- [Prompt]: Copy the listing below line for line, changing nothing.

- [Element and region data]:

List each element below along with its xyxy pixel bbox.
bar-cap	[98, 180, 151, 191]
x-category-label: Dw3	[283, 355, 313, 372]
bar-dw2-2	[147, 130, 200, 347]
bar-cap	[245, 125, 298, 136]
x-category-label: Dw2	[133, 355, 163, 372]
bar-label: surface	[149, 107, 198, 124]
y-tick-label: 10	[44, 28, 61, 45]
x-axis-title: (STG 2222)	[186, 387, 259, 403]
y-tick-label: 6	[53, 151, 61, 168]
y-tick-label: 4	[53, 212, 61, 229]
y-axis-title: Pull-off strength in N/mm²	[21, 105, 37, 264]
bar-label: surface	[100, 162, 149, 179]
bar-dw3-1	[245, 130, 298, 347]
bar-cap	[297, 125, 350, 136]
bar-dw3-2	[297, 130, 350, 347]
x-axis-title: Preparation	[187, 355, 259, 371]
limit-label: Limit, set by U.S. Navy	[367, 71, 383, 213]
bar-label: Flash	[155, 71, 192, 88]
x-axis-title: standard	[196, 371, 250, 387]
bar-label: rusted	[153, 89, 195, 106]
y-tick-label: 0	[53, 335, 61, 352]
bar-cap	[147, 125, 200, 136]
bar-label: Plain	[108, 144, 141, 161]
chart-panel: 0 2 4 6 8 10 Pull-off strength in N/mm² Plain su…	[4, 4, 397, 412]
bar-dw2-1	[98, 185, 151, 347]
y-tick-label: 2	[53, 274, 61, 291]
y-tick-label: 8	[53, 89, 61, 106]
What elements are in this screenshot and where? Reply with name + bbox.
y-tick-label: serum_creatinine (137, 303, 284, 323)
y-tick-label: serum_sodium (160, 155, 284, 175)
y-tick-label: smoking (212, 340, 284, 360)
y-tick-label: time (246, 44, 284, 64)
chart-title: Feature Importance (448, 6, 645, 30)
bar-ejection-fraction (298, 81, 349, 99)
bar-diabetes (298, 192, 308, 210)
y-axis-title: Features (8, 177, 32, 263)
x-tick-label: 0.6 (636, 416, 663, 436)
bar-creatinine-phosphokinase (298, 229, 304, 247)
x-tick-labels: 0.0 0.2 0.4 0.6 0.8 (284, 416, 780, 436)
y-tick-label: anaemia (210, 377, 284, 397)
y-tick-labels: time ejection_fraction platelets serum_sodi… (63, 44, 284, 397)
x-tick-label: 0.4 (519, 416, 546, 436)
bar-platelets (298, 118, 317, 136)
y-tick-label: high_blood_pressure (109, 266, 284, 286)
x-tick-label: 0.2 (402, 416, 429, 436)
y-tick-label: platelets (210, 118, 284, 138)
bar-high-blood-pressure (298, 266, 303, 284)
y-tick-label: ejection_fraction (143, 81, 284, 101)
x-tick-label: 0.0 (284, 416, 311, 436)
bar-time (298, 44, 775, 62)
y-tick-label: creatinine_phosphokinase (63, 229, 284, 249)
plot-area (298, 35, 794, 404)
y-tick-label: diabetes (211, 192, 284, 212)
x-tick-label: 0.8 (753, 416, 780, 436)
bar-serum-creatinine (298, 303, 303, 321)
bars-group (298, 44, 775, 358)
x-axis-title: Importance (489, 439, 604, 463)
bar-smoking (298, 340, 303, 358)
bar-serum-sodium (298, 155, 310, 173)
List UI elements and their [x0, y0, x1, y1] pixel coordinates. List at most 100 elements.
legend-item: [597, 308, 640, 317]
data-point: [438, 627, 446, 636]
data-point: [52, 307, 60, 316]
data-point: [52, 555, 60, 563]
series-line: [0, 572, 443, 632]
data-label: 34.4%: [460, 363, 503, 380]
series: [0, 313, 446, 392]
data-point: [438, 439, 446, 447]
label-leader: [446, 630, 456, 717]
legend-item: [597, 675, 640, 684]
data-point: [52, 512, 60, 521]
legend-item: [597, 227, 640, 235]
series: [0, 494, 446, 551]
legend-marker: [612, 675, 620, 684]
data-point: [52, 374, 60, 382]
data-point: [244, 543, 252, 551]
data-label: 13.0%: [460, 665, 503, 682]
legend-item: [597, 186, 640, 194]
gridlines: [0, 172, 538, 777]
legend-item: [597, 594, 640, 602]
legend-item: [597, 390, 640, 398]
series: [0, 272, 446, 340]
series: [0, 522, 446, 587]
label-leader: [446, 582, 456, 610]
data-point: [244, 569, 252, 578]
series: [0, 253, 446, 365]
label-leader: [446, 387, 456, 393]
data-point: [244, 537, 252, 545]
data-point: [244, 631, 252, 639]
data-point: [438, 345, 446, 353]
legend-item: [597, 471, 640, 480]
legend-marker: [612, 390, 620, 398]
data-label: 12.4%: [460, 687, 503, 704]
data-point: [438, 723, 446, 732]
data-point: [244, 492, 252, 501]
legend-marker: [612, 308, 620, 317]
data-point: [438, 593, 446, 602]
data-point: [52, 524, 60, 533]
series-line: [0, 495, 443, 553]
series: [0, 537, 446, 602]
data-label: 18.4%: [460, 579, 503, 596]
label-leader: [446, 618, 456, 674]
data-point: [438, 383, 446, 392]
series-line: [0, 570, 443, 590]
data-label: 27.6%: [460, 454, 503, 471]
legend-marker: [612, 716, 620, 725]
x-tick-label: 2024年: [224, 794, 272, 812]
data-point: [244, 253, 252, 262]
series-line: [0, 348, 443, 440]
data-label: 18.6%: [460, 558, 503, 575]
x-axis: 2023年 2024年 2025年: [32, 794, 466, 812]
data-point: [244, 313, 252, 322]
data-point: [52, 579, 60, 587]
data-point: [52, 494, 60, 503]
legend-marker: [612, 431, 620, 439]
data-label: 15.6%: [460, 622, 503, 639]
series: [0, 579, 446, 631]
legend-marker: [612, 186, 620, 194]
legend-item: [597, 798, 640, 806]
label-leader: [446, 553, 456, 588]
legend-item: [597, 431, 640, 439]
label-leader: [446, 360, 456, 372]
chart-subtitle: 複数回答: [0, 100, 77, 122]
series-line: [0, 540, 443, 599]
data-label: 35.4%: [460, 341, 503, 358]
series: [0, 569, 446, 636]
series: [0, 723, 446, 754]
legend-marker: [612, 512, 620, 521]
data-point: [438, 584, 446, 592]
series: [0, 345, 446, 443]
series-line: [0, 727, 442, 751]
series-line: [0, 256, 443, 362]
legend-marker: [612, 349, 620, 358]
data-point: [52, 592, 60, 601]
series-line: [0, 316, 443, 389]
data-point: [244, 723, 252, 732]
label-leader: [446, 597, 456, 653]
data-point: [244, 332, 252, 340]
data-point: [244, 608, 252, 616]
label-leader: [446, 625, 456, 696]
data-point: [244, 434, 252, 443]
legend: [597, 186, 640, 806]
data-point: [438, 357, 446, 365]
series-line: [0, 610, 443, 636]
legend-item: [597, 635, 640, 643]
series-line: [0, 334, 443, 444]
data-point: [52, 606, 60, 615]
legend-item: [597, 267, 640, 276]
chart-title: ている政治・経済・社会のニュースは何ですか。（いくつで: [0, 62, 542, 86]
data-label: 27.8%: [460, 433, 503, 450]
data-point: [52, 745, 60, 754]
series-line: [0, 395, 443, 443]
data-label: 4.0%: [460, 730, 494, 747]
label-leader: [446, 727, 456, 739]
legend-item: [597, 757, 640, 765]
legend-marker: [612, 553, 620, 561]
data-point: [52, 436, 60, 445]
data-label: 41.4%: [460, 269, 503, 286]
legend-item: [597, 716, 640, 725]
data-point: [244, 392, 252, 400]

- [Output]:
List each element below along with its xyxy pixel bbox.
bar-cap	[98, 180, 151, 191]
x-category-label: Dw3	[283, 355, 313, 372]
bar-dw2-2	[147, 130, 200, 347]
bar-cap	[245, 125, 298, 136]
x-category-label: Dw2	[133, 355, 163, 372]
bar-label: surface	[149, 107, 198, 124]
y-tick-label: 10	[44, 28, 61, 45]
x-axis-title: (STG 2222)	[186, 387, 259, 403]
y-tick-label: 6	[53, 151, 61, 168]
y-tick-label: 4	[53, 212, 61, 229]
y-axis-title: Pull-off strength in N/mm²	[21, 105, 37, 264]
bar-label: surface	[100, 162, 149, 179]
bar-dw3-1	[245, 130, 298, 347]
bar-cap	[297, 125, 350, 136]
bar-dw3-2	[297, 130, 350, 347]
x-axis-title: Preparation	[187, 355, 259, 371]
limit-label: Limit, set by U.S. Navy	[367, 71, 383, 213]
bar-label: Flash	[155, 71, 192, 88]
x-axis-title: standard	[196, 371, 250, 387]
bar-label: rusted	[153, 89, 195, 106]
y-tick-label: 0	[53, 335, 61, 352]
bar-cap	[147, 125, 200, 136]
bar-label: Plain	[108, 144, 141, 161]
chart-panel: 0 2 4 6 8 10 Pull-off strength in N/mm² Plain su…	[4, 4, 397, 412]
bar-dw2-1	[98, 185, 151, 347]
y-tick-label: 2	[53, 274, 61, 291]
y-tick-label: 8	[53, 89, 61, 106]
What elements are in this screenshot and where? Reply with name + bbox.
y-tick-label: serum_creatinine (137, 303, 284, 323)
y-tick-label: serum_sodium (160, 155, 284, 175)
y-tick-label: smoking (212, 340, 284, 360)
y-tick-label: time (246, 44, 284, 64)
chart-title: Feature Importance (448, 6, 645, 30)
bar-ejection-fraction (298, 81, 349, 99)
bar-diabetes (298, 192, 308, 210)
y-axis-title: Features (8, 177, 32, 263)
x-tick-label: 0.6 (636, 416, 663, 436)
bar-creatinine-phosphokinase (298, 229, 304, 247)
x-tick-labels: 0.0 0.2 0.4 0.6 0.8 (284, 416, 780, 436)
y-tick-label: anaemia (210, 377, 284, 397)
y-tick-labels: time ejection_fraction platelets serum_sodi… (63, 44, 284, 397)
x-tick-label: 0.4 (519, 416, 546, 436)
bar-platelets (298, 118, 317, 136)
y-tick-label: high_blood_pressure (109, 266, 284, 286)
x-tick-label: 0.2 (402, 416, 429, 436)
y-tick-label: platelets (210, 118, 284, 138)
bar-high-blood-pressure (298, 266, 303, 284)
y-tick-label: ejection_fraction (143, 81, 284, 101)
x-tick-label: 0.0 (284, 416, 311, 436)
bar-time (298, 44, 775, 62)
y-tick-label: creatinine_phosphokinase (63, 229, 284, 249)
plot-area (298, 35, 794, 404)
y-tick-label: diabetes (211, 192, 284, 212)
x-tick-label: 0.8 (753, 416, 780, 436)
bar-serum-creatinine (298, 303, 303, 321)
bars-group (298, 44, 775, 358)
x-axis-title: Importance (489, 439, 604, 463)
bar-smoking (298, 340, 303, 358)
bar-serum-sodium (298, 155, 310, 173)
List UI elements and their [x0, y0, x1, y1] pixel coordinates. List at most 100 elements.
legend-item: [597, 308, 640, 317]
data-point: [438, 627, 446, 636]
data-point: [52, 307, 60, 316]
data-point: [52, 555, 60, 563]
series-line: [0, 572, 443, 632]
data-label: 34.4%: [460, 363, 503, 380]
series: [0, 313, 446, 392]
data-point: [438, 439, 446, 447]
label-leader: [446, 630, 456, 717]
legend-item: [597, 675, 640, 684]
data-point: [52, 512, 60, 521]
legend-item: [597, 227, 640, 235]
series: [0, 494, 446, 551]
legend-marker: [612, 675, 620, 684]
data-point: [52, 374, 60, 382]
data-point: [244, 543, 252, 551]
data-label: 13.0%: [460, 665, 503, 682]
legend-item: [597, 186, 640, 194]
gridlines: [0, 172, 538, 777]
legend-item: [597, 594, 640, 602]
legend-item: [597, 390, 640, 398]
series: [0, 272, 446, 340]
series: [0, 522, 446, 587]
label-leader: [446, 582, 456, 610]
data-point: [244, 569, 252, 578]
series: [0, 253, 446, 365]
label-leader: [446, 387, 456, 393]
data-point: [244, 537, 252, 545]
data-point: [244, 631, 252, 639]
data-point: [438, 345, 446, 353]
legend-item: [597, 471, 640, 480]
legend-marker: [612, 390, 620, 398]
data-label: 12.4%: [460, 687, 503, 704]
data-point: [438, 723, 446, 732]
data-point: [244, 492, 252, 501]
legend-marker: [612, 308, 620, 317]
data-point: [438, 593, 446, 602]
data-point: [52, 524, 60, 533]
series-line: [0, 495, 443, 553]
series: [0, 537, 446, 602]
data-label: 18.4%: [460, 579, 503, 596]
label-leader: [446, 618, 456, 674]
data-point: [438, 383, 446, 392]
series-line: [0, 570, 443, 590]
data-label: 27.6%: [460, 454, 503, 471]
legend-marker: [612, 716, 620, 725]
x-tick-label: 2024年: [224, 794, 272, 812]
data-point: [244, 253, 252, 262]
series-line: [0, 348, 443, 440]
data-label: 18.6%: [460, 558, 503, 575]
x-axis: 2023年 2024年 2025年: [32, 794, 466, 812]
data-point: [244, 313, 252, 322]
data-point: [52, 579, 60, 587]
data-point: [52, 494, 60, 503]
legend-marker: [612, 431, 620, 439]
data-label: 15.6%: [460, 622, 503, 639]
series: [0, 579, 446, 631]
legend-marker: [612, 186, 620, 194]
legend-item: [597, 798, 640, 806]
label-leader: [446, 553, 456, 588]
legend-item: [597, 431, 640, 439]
label-leader: [446, 360, 456, 372]
chart-subtitle: 複数回答: [0, 100, 77, 122]
series-line: [0, 540, 443, 599]
data-label: 35.4%: [460, 341, 503, 358]
series: [0, 569, 446, 636]
series: [0, 723, 446, 754]
legend-marker: [612, 512, 620, 521]
data-point: [438, 584, 446, 592]
series: [0, 345, 446, 443]
series-line: [0, 727, 442, 751]
series-line: [0, 256, 443, 362]
legend-marker: [612, 349, 620, 358]
data-point: [52, 592, 60, 601]
series-line: [0, 316, 443, 389]
data-point: [244, 723, 252, 732]
label-leader: [446, 597, 456, 653]
data-point: [244, 332, 252, 340]
data-point: [244, 608, 252, 616]
label-leader: [446, 625, 456, 696]
data-point: [244, 434, 252, 443]
legend: [597, 186, 640, 806]
data-point: [438, 357, 446, 365]
series-line: [0, 610, 443, 636]
legend-item: [597, 635, 640, 643]
series-line: [0, 334, 443, 444]
data-point: [52, 606, 60, 615]
legend-item: [597, 267, 640, 276]
chart-title: ている政治・経済・社会のニュースは何ですか。（いくつで: [0, 62, 542, 86]
data-label: 27.8%: [460, 433, 503, 450]
data-point: [52, 745, 60, 754]
series-line: [0, 395, 443, 443]
data-label: 4.0%: [460, 730, 494, 747]
label-leader: [446, 727, 456, 739]
legend-item: [597, 757, 640, 765]
legend-marker: [612, 553, 620, 561]
data-point: [52, 436, 60, 445]
data-label: 41.4%: [460, 269, 503, 286]
legend-item: [597, 716, 640, 725]
data-point: [244, 392, 252, 400]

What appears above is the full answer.